Input –
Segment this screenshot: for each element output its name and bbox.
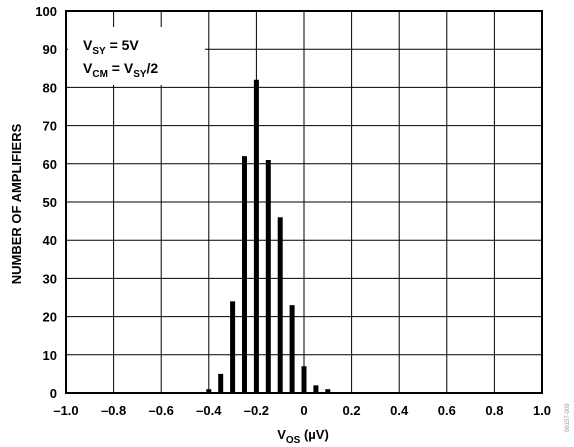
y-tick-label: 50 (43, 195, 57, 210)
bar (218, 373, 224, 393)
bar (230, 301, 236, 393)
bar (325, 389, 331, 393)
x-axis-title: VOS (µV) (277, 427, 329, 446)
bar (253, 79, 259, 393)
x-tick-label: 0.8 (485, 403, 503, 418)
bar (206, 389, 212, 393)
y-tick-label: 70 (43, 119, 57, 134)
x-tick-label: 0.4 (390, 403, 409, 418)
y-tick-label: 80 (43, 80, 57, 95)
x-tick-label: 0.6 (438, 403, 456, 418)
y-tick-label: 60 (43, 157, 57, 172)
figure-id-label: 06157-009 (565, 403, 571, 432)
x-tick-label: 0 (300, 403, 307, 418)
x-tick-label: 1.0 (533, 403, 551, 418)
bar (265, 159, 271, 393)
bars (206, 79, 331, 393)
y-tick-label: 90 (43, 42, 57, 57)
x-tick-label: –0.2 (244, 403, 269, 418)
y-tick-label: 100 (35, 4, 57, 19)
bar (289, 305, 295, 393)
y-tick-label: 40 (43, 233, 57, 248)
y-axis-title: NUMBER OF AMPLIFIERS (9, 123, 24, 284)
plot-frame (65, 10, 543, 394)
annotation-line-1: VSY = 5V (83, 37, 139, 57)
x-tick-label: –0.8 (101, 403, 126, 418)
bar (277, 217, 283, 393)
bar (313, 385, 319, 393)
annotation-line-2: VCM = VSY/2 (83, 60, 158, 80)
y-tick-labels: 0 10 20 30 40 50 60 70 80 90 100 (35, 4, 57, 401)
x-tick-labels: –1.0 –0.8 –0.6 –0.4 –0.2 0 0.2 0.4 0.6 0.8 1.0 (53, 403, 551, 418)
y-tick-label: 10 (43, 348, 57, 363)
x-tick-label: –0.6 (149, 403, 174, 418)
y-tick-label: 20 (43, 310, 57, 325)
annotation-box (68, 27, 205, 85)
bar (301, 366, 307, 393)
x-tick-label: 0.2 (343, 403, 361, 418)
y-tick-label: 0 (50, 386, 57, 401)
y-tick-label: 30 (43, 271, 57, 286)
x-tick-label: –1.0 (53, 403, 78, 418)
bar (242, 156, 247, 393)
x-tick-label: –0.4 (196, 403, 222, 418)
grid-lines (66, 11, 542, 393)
* * *
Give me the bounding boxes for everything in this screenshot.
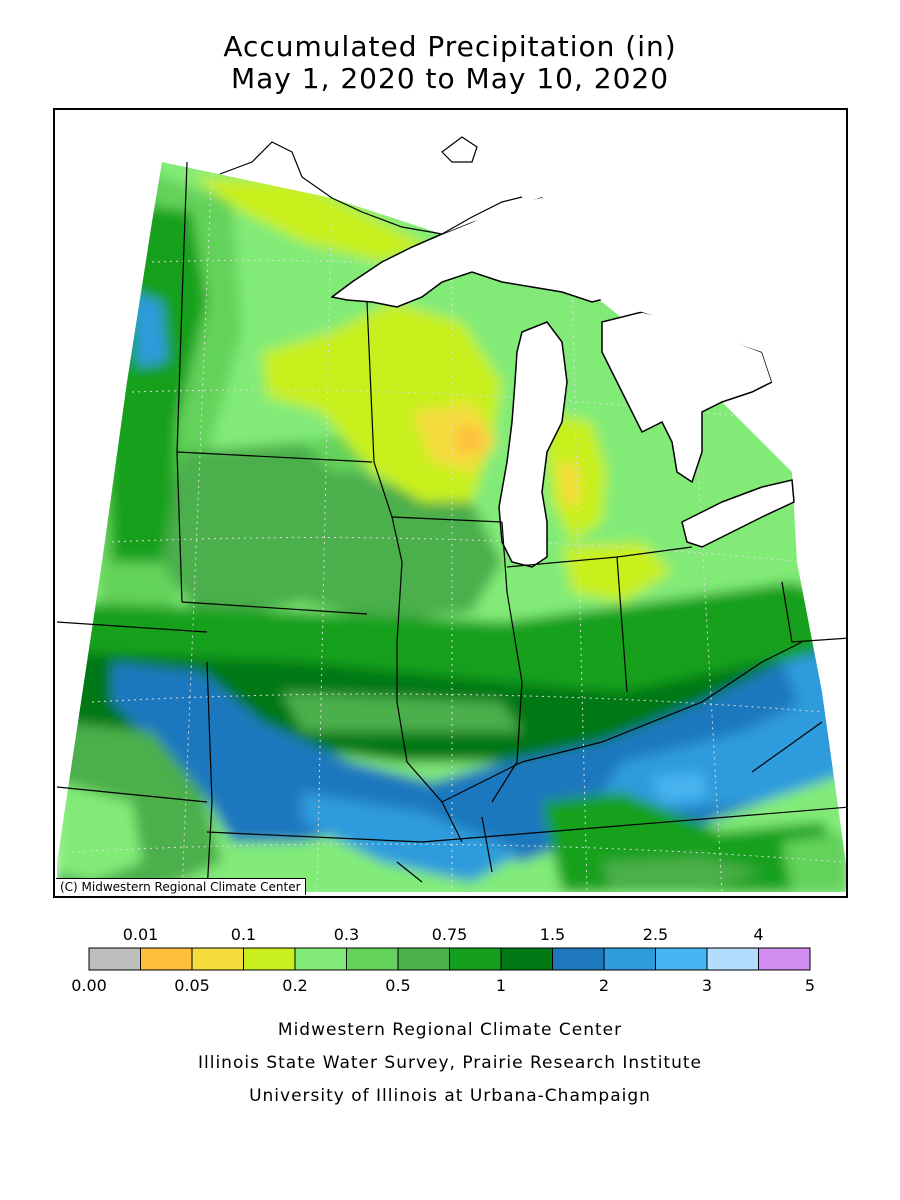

Task brief – Please extract the items from the line with "Segment this screenshot: for" to the line with "x-tick-label: 0.8 (485, 403, 503, 418)" and repeat those lines word for word, leaving out the pictures.

Answer in full –
Segment this screenshot: for each element output its name and bbox.
y-tick-label: 50 (43, 195, 57, 210)
bar (218, 373, 224, 393)
bar (230, 301, 236, 393)
bar (325, 389, 331, 393)
x-axis-title: VOS (µV) (277, 427, 329, 446)
bar (253, 79, 259, 393)
x-tick-label: 0.8 (485, 403, 503, 418)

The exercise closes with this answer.